### To be done
How many lines in the items below contain the string "menu"? Reply with the number alone.

### Available records

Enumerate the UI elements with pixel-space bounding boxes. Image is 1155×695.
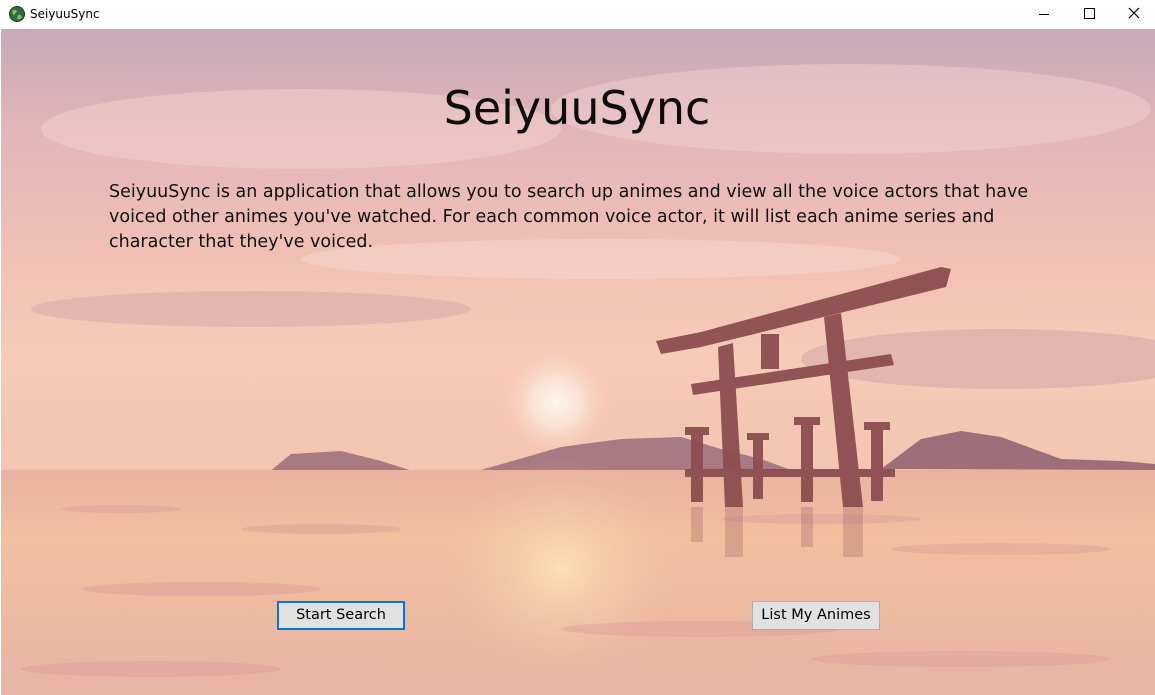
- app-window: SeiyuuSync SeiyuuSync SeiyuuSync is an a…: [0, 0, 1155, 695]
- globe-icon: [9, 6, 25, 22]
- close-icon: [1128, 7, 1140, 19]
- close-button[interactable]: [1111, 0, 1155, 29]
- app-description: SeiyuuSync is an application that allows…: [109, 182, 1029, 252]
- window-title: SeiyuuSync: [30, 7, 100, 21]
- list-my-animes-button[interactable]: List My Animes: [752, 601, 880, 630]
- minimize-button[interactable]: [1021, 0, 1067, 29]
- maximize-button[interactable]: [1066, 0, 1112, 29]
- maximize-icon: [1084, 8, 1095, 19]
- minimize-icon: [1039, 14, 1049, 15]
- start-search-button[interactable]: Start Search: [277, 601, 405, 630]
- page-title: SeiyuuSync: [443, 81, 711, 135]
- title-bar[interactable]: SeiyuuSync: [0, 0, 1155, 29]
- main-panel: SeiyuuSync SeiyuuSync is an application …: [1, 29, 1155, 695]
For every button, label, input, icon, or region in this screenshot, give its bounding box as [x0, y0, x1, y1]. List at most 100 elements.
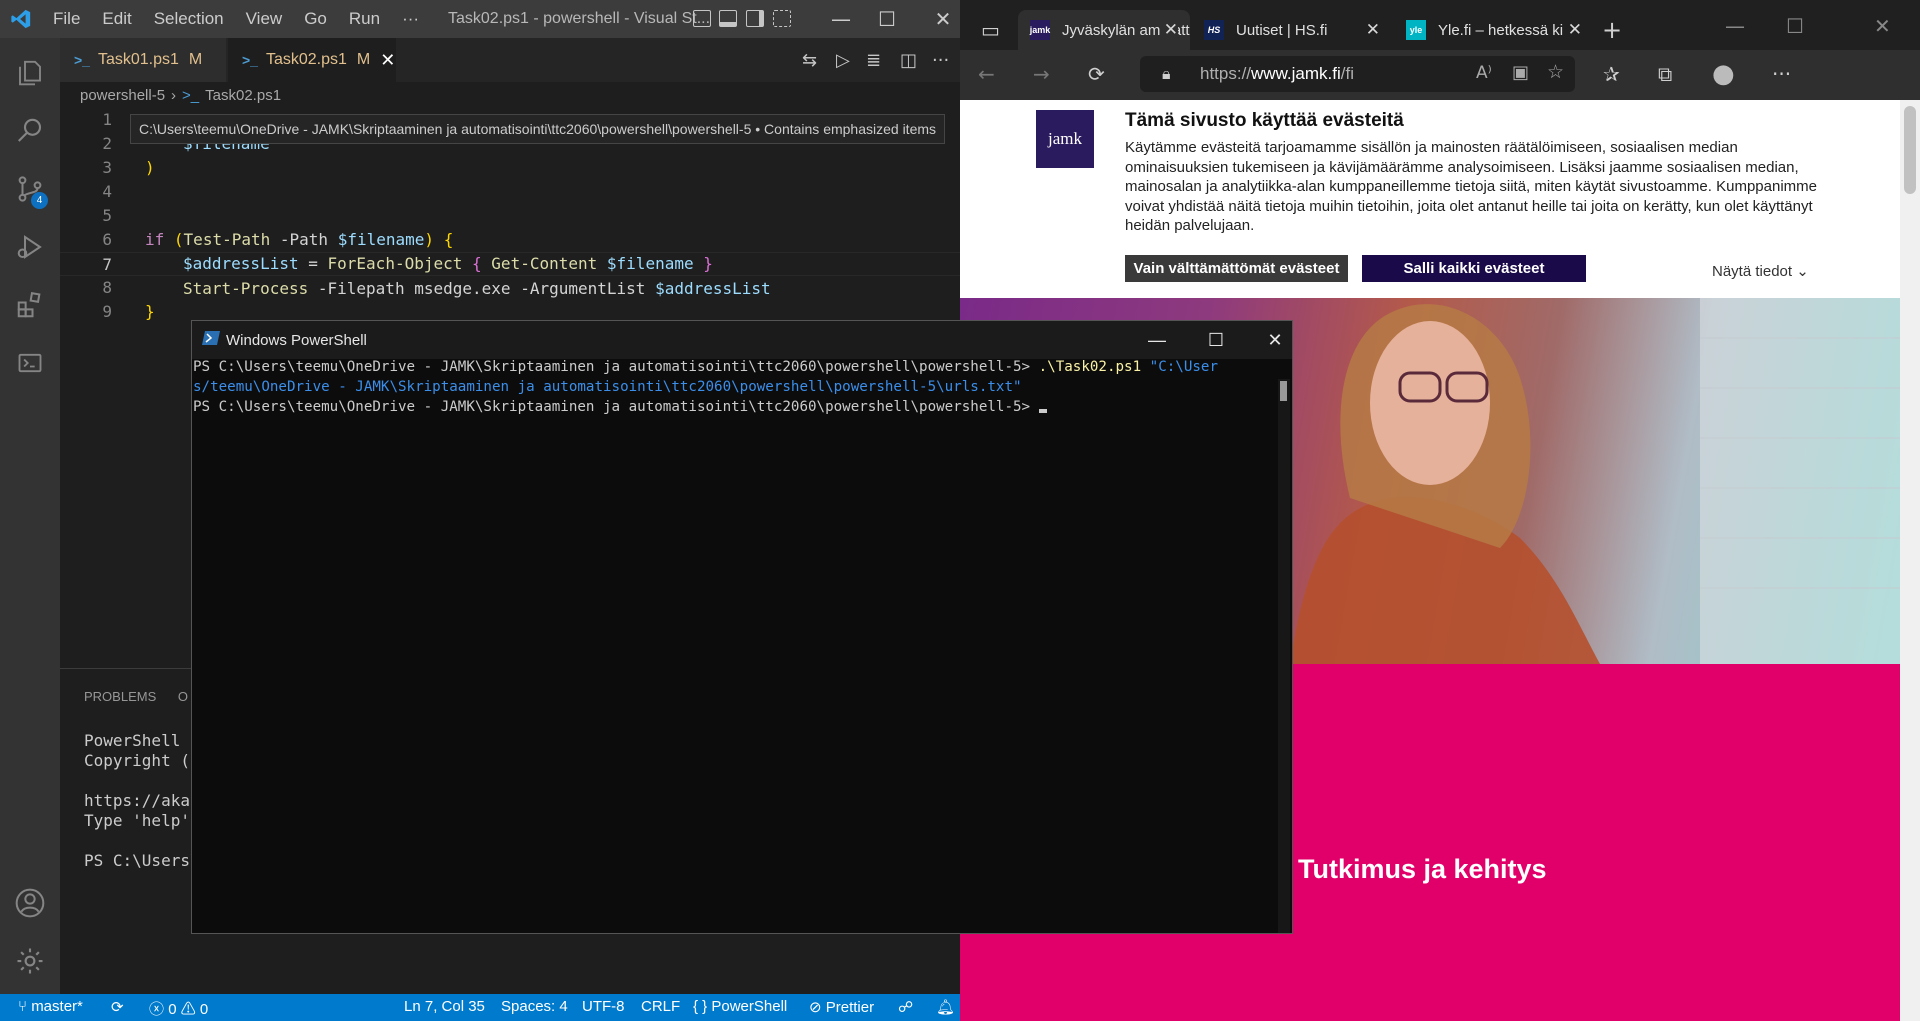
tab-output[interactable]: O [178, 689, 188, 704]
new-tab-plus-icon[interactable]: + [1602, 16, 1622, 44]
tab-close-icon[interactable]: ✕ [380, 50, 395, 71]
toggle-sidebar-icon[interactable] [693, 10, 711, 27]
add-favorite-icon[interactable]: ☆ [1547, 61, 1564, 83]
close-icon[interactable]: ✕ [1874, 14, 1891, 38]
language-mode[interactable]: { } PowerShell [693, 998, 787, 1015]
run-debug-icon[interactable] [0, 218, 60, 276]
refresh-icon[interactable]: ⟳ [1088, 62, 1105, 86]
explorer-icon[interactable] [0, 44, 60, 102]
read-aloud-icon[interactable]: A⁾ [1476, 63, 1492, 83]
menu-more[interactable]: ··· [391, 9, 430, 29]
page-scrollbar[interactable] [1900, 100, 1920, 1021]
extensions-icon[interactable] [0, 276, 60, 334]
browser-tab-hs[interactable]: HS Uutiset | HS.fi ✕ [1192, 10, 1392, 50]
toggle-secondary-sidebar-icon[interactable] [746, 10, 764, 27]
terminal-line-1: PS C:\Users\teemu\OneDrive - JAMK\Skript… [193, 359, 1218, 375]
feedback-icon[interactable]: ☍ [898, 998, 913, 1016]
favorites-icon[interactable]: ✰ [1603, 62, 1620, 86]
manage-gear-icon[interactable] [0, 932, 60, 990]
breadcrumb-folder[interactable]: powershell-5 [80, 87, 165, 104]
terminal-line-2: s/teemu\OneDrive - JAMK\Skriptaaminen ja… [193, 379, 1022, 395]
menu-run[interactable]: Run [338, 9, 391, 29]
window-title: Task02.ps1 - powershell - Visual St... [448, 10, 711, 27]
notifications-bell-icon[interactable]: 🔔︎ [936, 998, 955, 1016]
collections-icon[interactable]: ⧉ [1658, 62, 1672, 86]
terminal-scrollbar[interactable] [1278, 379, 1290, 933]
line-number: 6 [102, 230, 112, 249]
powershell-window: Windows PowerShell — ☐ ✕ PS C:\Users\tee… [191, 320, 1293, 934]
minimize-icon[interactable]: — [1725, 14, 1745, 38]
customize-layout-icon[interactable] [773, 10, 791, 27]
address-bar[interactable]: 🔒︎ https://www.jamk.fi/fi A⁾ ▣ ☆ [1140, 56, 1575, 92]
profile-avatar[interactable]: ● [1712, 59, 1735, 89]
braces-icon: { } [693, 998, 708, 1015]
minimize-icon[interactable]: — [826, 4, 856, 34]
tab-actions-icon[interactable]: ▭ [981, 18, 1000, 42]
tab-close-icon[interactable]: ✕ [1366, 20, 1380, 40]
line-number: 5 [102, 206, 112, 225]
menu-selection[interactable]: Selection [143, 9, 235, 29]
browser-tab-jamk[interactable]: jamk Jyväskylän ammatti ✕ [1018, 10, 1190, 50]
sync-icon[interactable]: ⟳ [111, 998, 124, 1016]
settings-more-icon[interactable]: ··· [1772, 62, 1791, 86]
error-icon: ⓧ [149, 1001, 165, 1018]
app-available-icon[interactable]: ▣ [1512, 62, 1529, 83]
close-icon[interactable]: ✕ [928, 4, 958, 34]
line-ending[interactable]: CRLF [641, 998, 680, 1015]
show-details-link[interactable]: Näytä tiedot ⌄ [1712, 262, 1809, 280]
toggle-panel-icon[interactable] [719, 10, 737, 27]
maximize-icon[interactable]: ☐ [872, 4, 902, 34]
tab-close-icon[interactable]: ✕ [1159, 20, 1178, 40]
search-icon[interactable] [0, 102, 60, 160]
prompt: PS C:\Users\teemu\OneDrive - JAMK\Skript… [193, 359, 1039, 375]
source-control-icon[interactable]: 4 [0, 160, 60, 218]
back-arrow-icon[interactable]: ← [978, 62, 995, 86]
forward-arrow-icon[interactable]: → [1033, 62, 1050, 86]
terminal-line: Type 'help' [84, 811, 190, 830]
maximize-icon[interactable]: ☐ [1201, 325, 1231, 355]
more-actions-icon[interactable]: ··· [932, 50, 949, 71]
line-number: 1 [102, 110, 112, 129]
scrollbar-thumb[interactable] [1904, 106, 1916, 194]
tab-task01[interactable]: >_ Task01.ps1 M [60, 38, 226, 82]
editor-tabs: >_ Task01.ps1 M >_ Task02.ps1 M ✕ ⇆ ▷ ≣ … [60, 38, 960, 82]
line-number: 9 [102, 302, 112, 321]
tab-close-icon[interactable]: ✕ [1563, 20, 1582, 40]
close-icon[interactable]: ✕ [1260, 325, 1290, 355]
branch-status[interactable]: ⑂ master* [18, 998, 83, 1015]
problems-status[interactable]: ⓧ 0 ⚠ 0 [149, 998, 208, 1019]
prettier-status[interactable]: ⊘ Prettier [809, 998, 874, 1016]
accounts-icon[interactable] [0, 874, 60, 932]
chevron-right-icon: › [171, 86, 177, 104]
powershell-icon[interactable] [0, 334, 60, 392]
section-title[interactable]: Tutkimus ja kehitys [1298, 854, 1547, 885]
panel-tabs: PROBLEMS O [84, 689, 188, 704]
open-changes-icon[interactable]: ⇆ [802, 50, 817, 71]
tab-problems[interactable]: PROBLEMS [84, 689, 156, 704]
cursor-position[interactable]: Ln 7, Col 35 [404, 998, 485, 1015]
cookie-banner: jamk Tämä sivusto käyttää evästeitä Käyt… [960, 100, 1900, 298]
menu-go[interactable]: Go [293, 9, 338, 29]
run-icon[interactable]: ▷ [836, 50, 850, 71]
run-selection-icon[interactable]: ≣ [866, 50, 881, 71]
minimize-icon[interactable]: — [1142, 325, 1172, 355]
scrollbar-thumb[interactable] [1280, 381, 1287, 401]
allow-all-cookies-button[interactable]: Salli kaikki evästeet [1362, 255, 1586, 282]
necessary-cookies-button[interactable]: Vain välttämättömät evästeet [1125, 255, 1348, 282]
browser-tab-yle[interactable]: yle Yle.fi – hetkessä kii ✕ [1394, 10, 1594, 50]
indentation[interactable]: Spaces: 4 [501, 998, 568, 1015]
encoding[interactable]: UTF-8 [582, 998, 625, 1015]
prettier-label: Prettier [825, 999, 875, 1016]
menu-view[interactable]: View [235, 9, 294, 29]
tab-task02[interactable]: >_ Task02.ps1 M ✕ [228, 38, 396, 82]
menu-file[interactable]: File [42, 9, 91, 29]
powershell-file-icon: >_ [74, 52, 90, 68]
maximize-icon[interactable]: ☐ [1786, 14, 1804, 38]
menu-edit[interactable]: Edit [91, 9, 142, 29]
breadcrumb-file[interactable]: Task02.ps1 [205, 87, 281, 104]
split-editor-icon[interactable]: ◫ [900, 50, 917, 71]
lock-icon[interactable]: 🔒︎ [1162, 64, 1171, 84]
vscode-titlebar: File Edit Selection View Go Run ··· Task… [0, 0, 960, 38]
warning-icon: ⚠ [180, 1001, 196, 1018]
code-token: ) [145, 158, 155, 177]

### Reply
7